## What is needed
Omit all images. Write out the rest of the material exactly.

** Start **

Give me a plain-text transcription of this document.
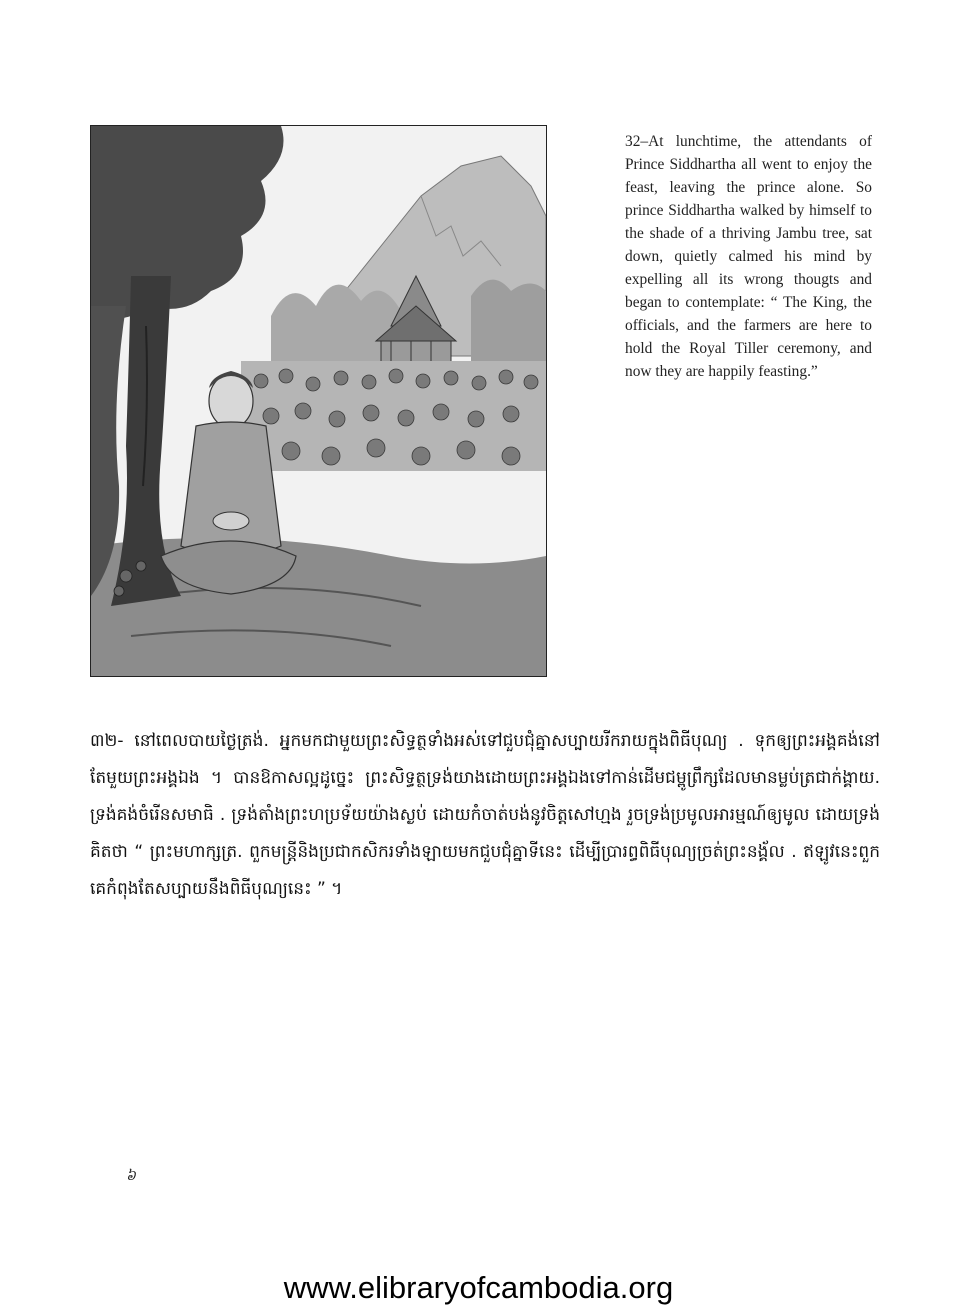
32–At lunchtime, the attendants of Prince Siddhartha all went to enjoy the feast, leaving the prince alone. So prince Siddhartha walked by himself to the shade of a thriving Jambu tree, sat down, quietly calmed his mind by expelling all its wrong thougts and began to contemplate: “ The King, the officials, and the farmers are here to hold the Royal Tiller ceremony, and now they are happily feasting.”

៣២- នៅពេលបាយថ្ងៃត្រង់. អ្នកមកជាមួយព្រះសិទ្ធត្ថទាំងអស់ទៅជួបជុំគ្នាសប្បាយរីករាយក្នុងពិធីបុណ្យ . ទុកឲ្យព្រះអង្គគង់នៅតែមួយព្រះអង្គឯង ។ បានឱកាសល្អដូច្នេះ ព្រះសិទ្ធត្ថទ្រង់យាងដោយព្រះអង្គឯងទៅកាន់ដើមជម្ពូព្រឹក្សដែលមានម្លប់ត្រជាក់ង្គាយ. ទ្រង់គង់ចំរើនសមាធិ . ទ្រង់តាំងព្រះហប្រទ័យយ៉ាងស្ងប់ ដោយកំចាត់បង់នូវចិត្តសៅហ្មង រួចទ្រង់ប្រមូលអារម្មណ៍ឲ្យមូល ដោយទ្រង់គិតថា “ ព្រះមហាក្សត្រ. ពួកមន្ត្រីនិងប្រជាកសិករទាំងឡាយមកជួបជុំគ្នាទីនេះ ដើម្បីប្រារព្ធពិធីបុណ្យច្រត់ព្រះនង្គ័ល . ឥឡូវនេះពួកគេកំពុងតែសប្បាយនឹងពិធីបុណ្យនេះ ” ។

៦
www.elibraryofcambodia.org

** End **

## Answer to the problem
Give me a plain-text transcription of this document.
32–At lunchtime, the attendants of Prince Siddhartha all went to enjoy the feast, leaving the prince alone. So prince Siddhartha walked by himself to the shade of a thriving Jambu tree, sat down, quietly calmed his mind by expelling all its wrong thougts and began to contemplate: “ The King, the officials, and the farmers are here to hold the Royal Tiller ceremony, and now they are happily feasting.”

៣២- នៅពេលបាយថ្ងៃត្រង់. អ្នកមកជាមួយព្រះសិទ្ធត្ថទាំងអស់ទៅជួបជុំគ្នាសប្បាយរីករាយក្នុងពិធីបុណ្យ . ទុកឲ្យព្រះអង្គគង់នៅតែមួយព្រះអង្គឯង ។ បានឱកាសល្អដូច្នេះ ព្រះសិទ្ធត្ថទ្រង់យាងដោយព្រះអង្គឯងទៅកាន់ដើមជម្ពូព្រឹក្សដែលមានម្លប់ត្រជាក់ង្គាយ. ទ្រង់គង់ចំរើនសមាធិ . ទ្រង់តាំងព្រះហប្រទ័យយ៉ាងស្ងប់ ដោយកំចាត់បង់នូវចិត្តសៅហ្មង រួចទ្រង់ប្រមូលអារម្មណ៍ឲ្យមូល ដោយទ្រង់គិតថា “ ព្រះមហាក្សត្រ. ពួកមន្ត្រីនិងប្រជាកសិករទាំងឡាយមកជួបជុំគ្នាទីនេះ ដើម្បីប្រារព្ធពិធីបុណ្យច្រត់ព្រះនង្គ័ល . ឥឡូវនេះពួកគេកំពុងតែសប្បាយនឹងពិធីបុណ្យនេះ ” ។

៦
www.elibraryofcambodia.org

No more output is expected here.